### Data shown
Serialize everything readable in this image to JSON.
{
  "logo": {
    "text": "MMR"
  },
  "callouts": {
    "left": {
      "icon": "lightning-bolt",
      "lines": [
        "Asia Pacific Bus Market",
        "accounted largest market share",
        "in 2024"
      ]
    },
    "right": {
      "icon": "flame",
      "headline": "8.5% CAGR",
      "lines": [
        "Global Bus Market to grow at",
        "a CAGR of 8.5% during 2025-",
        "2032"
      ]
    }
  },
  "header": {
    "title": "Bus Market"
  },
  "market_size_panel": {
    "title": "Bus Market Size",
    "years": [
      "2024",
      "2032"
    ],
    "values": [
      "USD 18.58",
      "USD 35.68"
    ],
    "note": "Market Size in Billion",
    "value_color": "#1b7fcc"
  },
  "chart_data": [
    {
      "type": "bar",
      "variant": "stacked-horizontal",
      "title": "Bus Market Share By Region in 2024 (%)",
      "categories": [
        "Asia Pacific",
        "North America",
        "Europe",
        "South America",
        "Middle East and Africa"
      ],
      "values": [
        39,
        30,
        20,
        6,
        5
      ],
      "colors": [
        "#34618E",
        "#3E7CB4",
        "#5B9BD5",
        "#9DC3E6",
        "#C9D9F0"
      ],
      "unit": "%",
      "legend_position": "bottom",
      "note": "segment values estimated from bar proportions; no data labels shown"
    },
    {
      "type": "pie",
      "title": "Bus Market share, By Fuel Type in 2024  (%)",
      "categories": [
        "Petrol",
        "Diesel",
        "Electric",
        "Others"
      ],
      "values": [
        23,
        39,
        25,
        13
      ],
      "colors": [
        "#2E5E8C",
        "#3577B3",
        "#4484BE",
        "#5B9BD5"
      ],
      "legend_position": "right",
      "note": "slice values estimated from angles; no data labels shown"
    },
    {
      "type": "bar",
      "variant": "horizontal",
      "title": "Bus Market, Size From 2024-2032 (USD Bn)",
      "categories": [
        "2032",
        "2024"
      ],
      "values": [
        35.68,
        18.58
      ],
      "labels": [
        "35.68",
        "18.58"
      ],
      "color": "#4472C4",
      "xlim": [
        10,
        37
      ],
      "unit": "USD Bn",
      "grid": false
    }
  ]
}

### Requirements
Reproduce every line from the entries that holds the word "Pacific".

### Response
        "Asia Pacific Bus Market",
        "Asia Pacific",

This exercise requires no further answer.